Copy out the listing below line for line, with every character unchanged.

^^^^^^^^^^^^^^^^

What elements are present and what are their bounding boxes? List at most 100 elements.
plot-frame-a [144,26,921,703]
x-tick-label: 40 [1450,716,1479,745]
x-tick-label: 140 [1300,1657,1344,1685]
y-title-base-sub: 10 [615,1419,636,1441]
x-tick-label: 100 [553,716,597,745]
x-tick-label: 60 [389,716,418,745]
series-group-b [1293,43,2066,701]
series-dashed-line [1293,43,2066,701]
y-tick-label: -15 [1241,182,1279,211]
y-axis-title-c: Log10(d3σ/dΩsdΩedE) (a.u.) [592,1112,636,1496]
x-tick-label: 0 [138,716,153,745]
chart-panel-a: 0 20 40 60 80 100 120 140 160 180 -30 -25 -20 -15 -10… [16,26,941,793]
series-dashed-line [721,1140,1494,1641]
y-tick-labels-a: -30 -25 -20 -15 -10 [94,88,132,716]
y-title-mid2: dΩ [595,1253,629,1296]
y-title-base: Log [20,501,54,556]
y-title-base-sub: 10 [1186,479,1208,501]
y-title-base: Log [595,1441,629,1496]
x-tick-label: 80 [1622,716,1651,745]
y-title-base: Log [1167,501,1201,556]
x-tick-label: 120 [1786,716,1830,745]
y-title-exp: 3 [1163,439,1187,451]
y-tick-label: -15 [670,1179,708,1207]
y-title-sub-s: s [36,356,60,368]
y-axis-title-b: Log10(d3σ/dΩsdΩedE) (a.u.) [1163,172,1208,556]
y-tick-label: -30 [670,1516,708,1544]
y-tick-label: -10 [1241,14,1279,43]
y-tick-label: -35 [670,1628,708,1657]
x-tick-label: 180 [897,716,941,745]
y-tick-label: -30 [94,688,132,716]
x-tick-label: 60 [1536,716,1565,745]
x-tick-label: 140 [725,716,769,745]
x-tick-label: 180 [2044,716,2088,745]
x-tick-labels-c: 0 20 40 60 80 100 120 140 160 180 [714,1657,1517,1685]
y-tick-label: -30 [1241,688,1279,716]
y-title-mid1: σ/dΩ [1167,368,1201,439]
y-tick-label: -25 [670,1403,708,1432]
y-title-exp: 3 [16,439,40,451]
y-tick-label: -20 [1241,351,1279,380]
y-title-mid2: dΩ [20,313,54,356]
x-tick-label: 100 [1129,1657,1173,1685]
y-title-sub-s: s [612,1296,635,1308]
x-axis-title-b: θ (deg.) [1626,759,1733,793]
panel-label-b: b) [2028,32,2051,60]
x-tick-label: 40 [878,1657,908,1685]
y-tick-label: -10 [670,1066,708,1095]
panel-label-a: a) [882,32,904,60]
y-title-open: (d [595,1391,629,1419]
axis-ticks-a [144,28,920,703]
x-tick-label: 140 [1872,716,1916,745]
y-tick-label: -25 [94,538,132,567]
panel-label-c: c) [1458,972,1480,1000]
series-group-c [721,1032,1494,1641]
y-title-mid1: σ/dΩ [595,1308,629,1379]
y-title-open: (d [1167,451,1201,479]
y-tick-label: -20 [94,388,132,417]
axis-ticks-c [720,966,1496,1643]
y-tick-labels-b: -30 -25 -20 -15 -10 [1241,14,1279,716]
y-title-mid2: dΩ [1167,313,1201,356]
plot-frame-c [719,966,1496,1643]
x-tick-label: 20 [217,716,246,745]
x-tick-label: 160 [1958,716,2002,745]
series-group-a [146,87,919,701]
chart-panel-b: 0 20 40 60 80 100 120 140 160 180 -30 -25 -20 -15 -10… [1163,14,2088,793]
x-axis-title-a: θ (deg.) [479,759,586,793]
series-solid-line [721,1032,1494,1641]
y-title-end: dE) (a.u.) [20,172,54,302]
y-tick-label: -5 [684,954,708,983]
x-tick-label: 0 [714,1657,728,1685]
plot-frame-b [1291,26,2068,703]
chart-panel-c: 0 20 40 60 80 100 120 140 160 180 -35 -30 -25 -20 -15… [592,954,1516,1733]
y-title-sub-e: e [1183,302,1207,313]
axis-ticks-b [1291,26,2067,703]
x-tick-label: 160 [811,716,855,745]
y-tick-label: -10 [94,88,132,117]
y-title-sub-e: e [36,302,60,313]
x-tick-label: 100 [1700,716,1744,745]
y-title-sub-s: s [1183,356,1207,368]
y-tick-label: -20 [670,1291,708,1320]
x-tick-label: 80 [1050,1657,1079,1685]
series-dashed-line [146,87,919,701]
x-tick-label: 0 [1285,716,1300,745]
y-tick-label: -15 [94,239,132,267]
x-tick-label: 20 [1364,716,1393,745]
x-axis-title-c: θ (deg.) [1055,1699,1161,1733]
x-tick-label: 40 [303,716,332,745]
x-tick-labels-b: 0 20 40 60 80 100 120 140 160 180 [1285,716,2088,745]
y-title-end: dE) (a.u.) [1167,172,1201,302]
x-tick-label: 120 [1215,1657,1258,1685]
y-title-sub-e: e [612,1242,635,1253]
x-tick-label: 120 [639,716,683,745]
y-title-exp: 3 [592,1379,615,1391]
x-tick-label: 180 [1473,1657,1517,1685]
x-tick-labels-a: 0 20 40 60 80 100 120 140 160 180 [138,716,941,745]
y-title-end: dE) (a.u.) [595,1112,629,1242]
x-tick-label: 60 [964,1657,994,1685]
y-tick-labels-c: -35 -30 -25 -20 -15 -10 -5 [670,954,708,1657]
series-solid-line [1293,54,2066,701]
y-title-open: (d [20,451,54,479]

^^^^^^^^^^^^^^^^

* Solved problem
What elements are present and what are their bounding boxes? List at most 100 elements.
plot-frame-a [144,26,921,703]
x-tick-label: 40 [1450,716,1479,745]
x-tick-label: 140 [1300,1657,1344,1685]
y-title-base-sub: 10 [615,1419,636,1441]
x-tick-label: 100 [553,716,597,745]
x-tick-label: 60 [389,716,418,745]
series-group-b [1293,43,2066,701]
series-dashed-line [1293,43,2066,701]
y-tick-label: -15 [1241,182,1279,211]
y-axis-title-c: Log10(d3σ/dΩsdΩedE) (a.u.) [592,1112,636,1496]
x-tick-label: 0 [138,716,153,745]
chart-panel-a: 0 20 40 60 80 100 120 140 160 180 -30 -25 -20 -15 -10… [16,26,941,793]
series-dashed-line [721,1140,1494,1641]
y-tick-labels-a: -30 -25 -20 -15 -10 [94,88,132,716]
y-title-mid2: dΩ [595,1253,629,1296]
y-title-base: Log [20,501,54,556]
y-title-base-sub: 10 [1186,479,1208,501]
y-title-base: Log [595,1441,629,1496]
x-tick-label: 80 [1622,716,1651,745]
y-title-base: Log [1167,501,1201,556]
x-tick-label: 120 [1786,716,1830,745]
y-title-exp: 3 [1163,439,1187,451]
y-tick-label: -15 [670,1179,708,1207]
y-title-sub-s: s [36,356,60,368]
y-axis-title-b: Log10(d3σ/dΩsdΩedE) (a.u.) [1163,172,1208,556]
y-tick-label: -30 [670,1516,708,1544]
y-tick-label: -10 [1241,14,1279,43]
y-tick-label: -35 [670,1628,708,1657]
x-tick-label: 180 [897,716,941,745]
y-tick-label: -30 [94,688,132,716]
x-tick-label: 60 [1536,716,1565,745]
x-tick-label: 140 [725,716,769,745]
x-tick-label: 180 [2044,716,2088,745]
x-tick-labels-c: 0 20 40 60 80 100 120 140 160 180 [714,1657,1517,1685]
y-tick-label: -30 [1241,688,1279,716]
y-title-mid1: σ/dΩ [1167,368,1201,439]
y-tick-label: -25 [670,1403,708,1432]
y-title-exp: 3 [16,439,40,451]
y-tick-label: -20 [1241,351,1279,380]
y-title-mid2: dΩ [20,313,54,356]
x-tick-label: 100 [1129,1657,1173,1685]
y-title-sub-s: s [612,1296,635,1308]
x-axis-title-b: θ (deg.) [1626,759,1733,793]
panel-label-b: b) [2028,32,2051,60]
x-tick-label: 40 [878,1657,908,1685]
y-tick-label: -10 [670,1066,708,1095]
panel-label-a: a) [882,32,904,60]
y-title-open: (d [595,1391,629,1419]
axis-ticks-a [144,28,920,703]
x-tick-label: 140 [1872,716,1916,745]
y-tick-label: -25 [94,538,132,567]
panel-label-c: c) [1458,972,1480,1000]
series-group-c [721,1032,1494,1641]
y-title-mid1: σ/dΩ [595,1308,629,1379]
y-title-open: (d [1167,451,1201,479]
y-tick-label: -20 [94,388,132,417]
axis-ticks-c [720,966,1496,1643]
y-tick-labels-b: -30 -25 -20 -15 -10 [1241,14,1279,716]
y-title-mid2: dΩ [1167,313,1201,356]
plot-frame-c [719,966,1496,1643]
x-tick-label: 20 [217,716,246,745]
x-tick-label: 160 [1958,716,2002,745]
series-group-a [146,87,919,701]
chart-panel-b: 0 20 40 60 80 100 120 140 160 180 -30 -25 -20 -15 -10… [1163,14,2088,793]
x-axis-title-a: θ (deg.) [479,759,586,793]
series-solid-line [721,1032,1494,1641]
y-title-end: dE) (a.u.) [20,172,54,302]
y-tick-label: -5 [684,954,708,983]
x-tick-label: 0 [714,1657,728,1685]
plot-frame-b [1291,26,2068,703]
chart-panel-c: 0 20 40 60 80 100 120 140 160 180 -35 -30 -25 -20 -15… [592,954,1516,1733]
y-title-sub-e: e [1183,302,1207,313]
axis-ticks-b [1291,26,2067,703]
x-tick-label: 160 [811,716,855,745]
y-tick-label: -10 [94,88,132,117]
y-title-sub-e: e [36,302,60,313]
x-tick-label: 100 [1700,716,1744,745]
y-title-sub-s: s [1183,356,1207,368]
y-tick-label: -20 [670,1291,708,1320]
x-tick-label: 80 [1050,1657,1079,1685]
series-dashed-line [146,87,919,701]
x-tick-label: 0 [1285,716,1300,745]
y-tick-label: -15 [94,239,132,267]
x-tick-label: 20 [1364,716,1393,745]
x-axis-title-c: θ (deg.) [1055,1699,1161,1733]
x-tick-label: 40 [303,716,332,745]
x-tick-labels-b: 0 20 40 60 80 100 120 140 160 180 [1285,716,2088,745]
y-title-end: dE) (a.u.) [1167,172,1201,302]
x-tick-label: 120 [1215,1657,1258,1685]
y-title-sub-e: e [612,1242,635,1253]
x-tick-label: 120 [639,716,683,745]
y-title-exp: 3 [592,1379,615,1391]
x-tick-label: 180 [1473,1657,1517,1685]
x-tick-labels-a: 0 20 40 60 80 100 120 140 160 180 [138,716,941,745]
y-title-end: dE) (a.u.) [595,1112,629,1242]
x-tick-label: 60 [964,1657,994,1685]
y-tick-labels-c: -35 -30 -25 -20 -15 -10 -5 [670,954,708,1657]
series-solid-line [1293,54,2066,701]
y-title-open: (d [20,451,54,479]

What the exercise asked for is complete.